DATA SECTION>
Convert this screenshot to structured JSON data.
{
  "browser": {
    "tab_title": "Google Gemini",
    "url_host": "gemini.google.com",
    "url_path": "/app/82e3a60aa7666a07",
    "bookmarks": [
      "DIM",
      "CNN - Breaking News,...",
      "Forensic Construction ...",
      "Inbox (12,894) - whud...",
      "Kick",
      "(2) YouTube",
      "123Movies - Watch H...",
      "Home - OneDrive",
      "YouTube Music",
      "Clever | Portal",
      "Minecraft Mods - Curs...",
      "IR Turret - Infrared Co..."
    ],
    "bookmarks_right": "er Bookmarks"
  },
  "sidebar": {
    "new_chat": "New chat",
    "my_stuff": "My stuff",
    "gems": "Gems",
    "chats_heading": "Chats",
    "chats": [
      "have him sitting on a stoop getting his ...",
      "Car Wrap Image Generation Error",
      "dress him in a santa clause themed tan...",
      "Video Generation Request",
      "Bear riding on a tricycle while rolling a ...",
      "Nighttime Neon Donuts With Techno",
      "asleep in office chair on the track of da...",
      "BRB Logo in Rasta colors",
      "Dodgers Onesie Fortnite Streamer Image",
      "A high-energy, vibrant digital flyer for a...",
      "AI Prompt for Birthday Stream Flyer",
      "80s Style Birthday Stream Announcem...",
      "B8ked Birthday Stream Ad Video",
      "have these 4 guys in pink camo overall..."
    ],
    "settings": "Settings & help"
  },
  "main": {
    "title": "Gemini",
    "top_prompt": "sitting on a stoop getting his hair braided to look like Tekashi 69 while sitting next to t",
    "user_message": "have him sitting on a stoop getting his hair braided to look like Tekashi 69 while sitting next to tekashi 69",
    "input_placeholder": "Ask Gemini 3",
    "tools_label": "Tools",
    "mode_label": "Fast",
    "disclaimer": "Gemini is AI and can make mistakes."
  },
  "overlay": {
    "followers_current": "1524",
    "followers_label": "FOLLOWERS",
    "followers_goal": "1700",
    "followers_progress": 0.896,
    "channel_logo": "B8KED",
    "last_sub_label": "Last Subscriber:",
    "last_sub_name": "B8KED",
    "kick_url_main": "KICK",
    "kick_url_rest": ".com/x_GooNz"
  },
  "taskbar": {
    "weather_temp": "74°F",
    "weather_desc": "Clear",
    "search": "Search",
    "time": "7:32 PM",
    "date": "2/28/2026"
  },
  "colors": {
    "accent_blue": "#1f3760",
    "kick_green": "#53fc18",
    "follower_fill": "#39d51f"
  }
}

PROBLEM REQUIREMENTS> Copy out each record from above, exactly.

EXPECTED OUTPUT>
Convert this screenshot to structured JSON data.
{
  "browser": {
    "tab_title": "Google Gemini",
    "url_host": "gemini.google.com",
    "url_path": "/app/82e3a60aa7666a07",
    "bookmarks": [
      "DIM",
      "CNN - Breaking News,...",
      "Forensic Construction ...",
      "Inbox (12,894) - whud...",
      "Kick",
      "(2) YouTube",
      "123Movies - Watch H...",
      "Home - OneDrive",
      "YouTube Music",
      "Clever | Portal",
      "Minecraft Mods - Curs...",
      "IR Turret - Infrared Co..."
    ],
    "bookmarks_right": "er Bookmarks"
  },
  "sidebar": {
    "new_chat": "New chat",
    "my_stuff": "My stuff",
    "gems": "Gems",
    "chats_heading": "Chats",
    "chats": [
      "have him sitting on a stoop getting his ...",
      "Car Wrap Image Generation Error",
      "dress him in a santa clause themed tan...",
      "Video Generation Request",
      "Bear riding on a tricycle while rolling a ...",
      "Nighttime Neon Donuts With Techno",
      "asleep in office chair on the track of da...",
      "BRB Logo in Rasta colors",
      "Dodgers Onesie Fortnite Streamer Image",
      "A high-energy, vibrant digital flyer for a...",
      "AI Prompt for Birthday Stream Flyer",
      "80s Style Birthday Stream Announcem...",
      "B8ked Birthday Stream Ad Video",
      "have these 4 guys in pink camo overall..."
    ],
    "settings": "Settings & help"
  },
  "main": {
    "title": "Gemini",
    "top_prompt": "sitting on a stoop getting his hair braided to look like Tekashi 69 while sitting next to t",
    "user_message": "have him sitting on a stoop getting his hair braided to look like Tekashi 69 while sitting next to tekashi 69",
    "input_placeholder": "Ask Gemini 3",
    "tools_label": "Tools",
    "mode_label": "Fast",
    "disclaimer": "Gemini is AI and can make mistakes."
  },
  "overlay": {
    "followers_current": "1524",
    "followers_label": "FOLLOWERS",
    "followers_goal": "1700",
    "followers_progress": 0.896,
    "channel_logo": "B8KED",
    "last_sub_label": "Last Subscriber:",
    "last_sub_name": "B8KED",
    "kick_url_main": "KICK",
    "kick_url_rest": ".com/x_GooNz"
  },
  "taskbar": {
    "weather_temp": "74°F",
    "weather_desc": "Clear",
    "search": "Search",
    "time": "7:32 PM",
    "date": "2/28/2026"
  },
  "colors": {
    "accent_blue": "#1f3760",
    "kick_green": "#53fc18",
    "follower_fill": "#39d51f"
  }
}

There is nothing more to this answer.